# Data excerpts
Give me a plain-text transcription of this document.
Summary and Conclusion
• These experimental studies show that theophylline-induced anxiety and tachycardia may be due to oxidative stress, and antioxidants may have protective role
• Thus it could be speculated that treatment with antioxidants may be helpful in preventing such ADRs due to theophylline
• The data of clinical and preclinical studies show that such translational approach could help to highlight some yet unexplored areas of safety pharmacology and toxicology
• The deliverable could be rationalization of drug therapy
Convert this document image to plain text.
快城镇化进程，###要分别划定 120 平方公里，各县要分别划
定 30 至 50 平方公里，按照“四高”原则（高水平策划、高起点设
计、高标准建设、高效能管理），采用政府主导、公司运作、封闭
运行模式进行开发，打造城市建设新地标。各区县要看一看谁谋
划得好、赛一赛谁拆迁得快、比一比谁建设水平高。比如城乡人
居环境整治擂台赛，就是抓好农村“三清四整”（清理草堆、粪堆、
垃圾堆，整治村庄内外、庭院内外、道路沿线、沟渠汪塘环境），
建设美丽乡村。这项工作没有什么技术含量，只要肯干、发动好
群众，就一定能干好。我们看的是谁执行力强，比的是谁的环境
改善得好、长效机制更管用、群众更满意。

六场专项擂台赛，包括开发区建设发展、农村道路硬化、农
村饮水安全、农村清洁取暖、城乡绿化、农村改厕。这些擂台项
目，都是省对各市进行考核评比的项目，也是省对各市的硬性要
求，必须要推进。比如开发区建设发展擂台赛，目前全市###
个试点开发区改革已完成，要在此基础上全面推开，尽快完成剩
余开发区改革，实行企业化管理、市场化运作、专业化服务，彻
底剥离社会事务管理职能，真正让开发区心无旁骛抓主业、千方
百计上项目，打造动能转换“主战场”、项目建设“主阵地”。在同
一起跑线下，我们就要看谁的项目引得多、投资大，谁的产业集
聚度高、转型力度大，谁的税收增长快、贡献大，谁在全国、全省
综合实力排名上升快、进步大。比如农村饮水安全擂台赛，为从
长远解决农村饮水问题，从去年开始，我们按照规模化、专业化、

# What you need to do
Output all of the data above without any alteration.

# Solution to the problem
Give me a plain-text transcription of this document.
Summary and Conclusion
• These experimental studies show that theophylline-induced anxiety and tachycardia may be due to oxidative stress, and antioxidants may have protective role
• Thus it could be speculated that treatment with antioxidants may be helpful in preventing such ADRs due to theophylline
• The data of clinical and preclinical studies show that such translational approach could help to highlight some yet unexplored areas of safety pharmacology and toxicology
• The deliverable could be rationalization of drug therapy
Convert this document image to plain text.
快城镇化进程，###要分别划定 120 平方公里，各县要分别划
定 30 至 50 平方公里，按照“四高”原则（高水平策划、高起点设
计、高标准建设、高效能管理），采用政府主导、公司运作、封闭
运行模式进行开发，打造城市建设新地标。各区县要看一看谁谋
划得好、赛一赛谁拆迁得快、比一比谁建设水平高。比如城乡人
居环境整治擂台赛，就是抓好农村“三清四整”（清理草堆、粪堆、
垃圾堆，整治村庄内外、庭院内外、道路沿线、沟渠汪塘环境），
建设美丽乡村。这项工作没有什么技术含量，只要肯干、发动好
群众，就一定能干好。我们看的是谁执行力强，比的是谁的环境
改善得好、长效机制更管用、群众更满意。

六场专项擂台赛，包括开发区建设发展、农村道路硬化、农
村饮水安全、农村清洁取暖、城乡绿化、农村改厕。这些擂台项
目，都是省对各市进行考核评比的项目，也是省对各市的硬性要
求，必须要推进。比如开发区建设发展擂台赛，目前全市###
个试点开发区改革已完成，要在此基础上全面推开，尽快完成剩
余开发区改革，实行企业化管理、市场化运作、专业化服务，彻
底剥离社会事务管理职能，真正让开发区心无旁骛抓主业、千方
百计上项目，打造动能转换“主战场”、项目建设“主阵地”。在同
一起跑线下，我们就要看谁的项目引得多、投资大，谁的产业集
聚度高、转型力度大，谁的税收增长快、贡献大，谁在全国、全省
综合实力排名上升快、进步大。比如农村饮水安全擂台赛，为从
长远解决农村饮水问题，从去年开始，我们按照规模化、专业化、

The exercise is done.